# TASK STATEMENT:
Every entry below should be printed exactly, without its images.

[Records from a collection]
****************
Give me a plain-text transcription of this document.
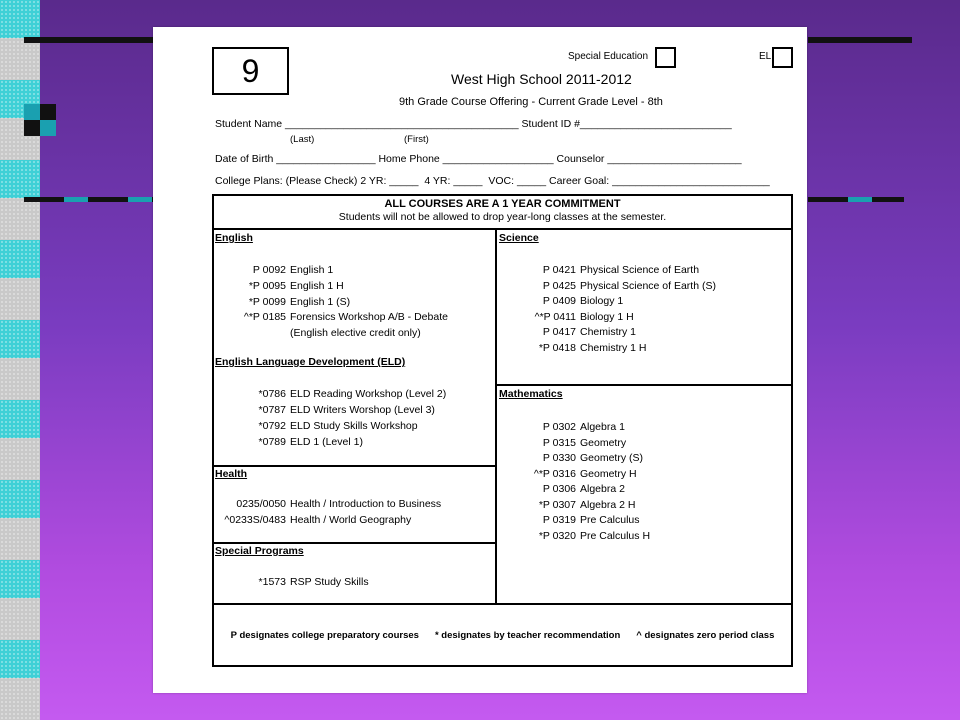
9	Special Education	EL
West High School 2011-2012
9th Grade Course Offering - Current Grade Level - 8th
Student Name ________________________________________ Student ID #__________________________
(Last)	(First)
Date of Birth _________________ Home Phone ___________________ Counselor _______________________
College Plans: (Please Check) 2 YR: _____  4 YR: _____  VOC: _____ Career Goal: ___________________________
ALL COURSES ARE A 1 YEAR COMMITMENT
Students will not be allowed to drop year-long classes at the semester.
English
P 0092 English 1
*P 0095 English 1 H
*P 0099 English 1 (S)
^*P 0185 Forensics Workshop A/B - Debate
(English elective credit only)
English Language Development (ELD)
*0786 ELD Reading Workshop (Level 2)
*0787 ELD Writers Worshop (Level 3)
*0792 ELD Study Skills Workshop
*0789 ELD 1 (Level 1)
Health
0235/0050 Health / Introduction to Business
^0233S/0483 Health / World Geography
Special Programs
*1573 RSP Study Skills
Science
P 0421 Physical Science of Earth
P 0425 Physical Science of Earth (S)
P 0409 Biology 1
^*P 0411 Biology 1 H
P 0417 Chemistry 1
*P 0418 Chemistry 1 H
Mathematics
P 0302 Algebra 1
P 0315 Geometry
P 0330 Geometry (S)
^*P 0316 Geometry H
P 0306 Algebra 2
*P 0307 Algebra 2 H
P 0319 Pre Calculus
*P 0320 Pre Calculus H
P designates college preparatory courses * designates by teacher recommendation ^ designates zero period class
****************
# SOLUTION:
Give me a plain-text transcription of this document.
9	Special Education	EL
West High School 2011-2012
9th Grade Course Offering - Current Grade Level - 8th
Student Name ________________________________________ Student ID #__________________________
(Last)	(First)
Date of Birth _________________ Home Phone ___________________ Counselor _______________________
College Plans: (Please Check) 2 YR: _____  4 YR: _____  VOC: _____ Career Goal: ___________________________
ALL COURSES ARE A 1 YEAR COMMITMENT
Students will not be allowed to drop year-long classes at the semester.
English
P 0092 English 1
*P 0095 English 1 H
*P 0099 English 1 (S)
^*P 0185 Forensics Workshop A/B - Debate
(English elective credit only)
English Language Development (ELD)
*0786 ELD Reading Workshop (Level 2)
*0787 ELD Writers Worshop (Level 3)
*0792 ELD Study Skills Workshop
*0789 ELD 1 (Level 1)
Health
0235/0050 Health / Introduction to Business
^0233S/0483 Health / World Geography
Special Programs
*1573 RSP Study Skills
Science
P 0421 Physical Science of Earth
P 0425 Physical Science of Earth (S)
P 0409 Biology 1
^*P 0411 Biology 1 H
P 0417 Chemistry 1
*P 0418 Chemistry 1 H
Mathematics
P 0302 Algebra 1
P 0315 Geometry
P 0330 Geometry (S)
^*P 0316 Geometry H
P 0306 Algebra 2
*P 0307 Algebra 2 H
P 0319 Pre Calculus
*P 0320 Pre Calculus H
P designates college preparatory courses * designates by teacher recommendation ^ designates zero period class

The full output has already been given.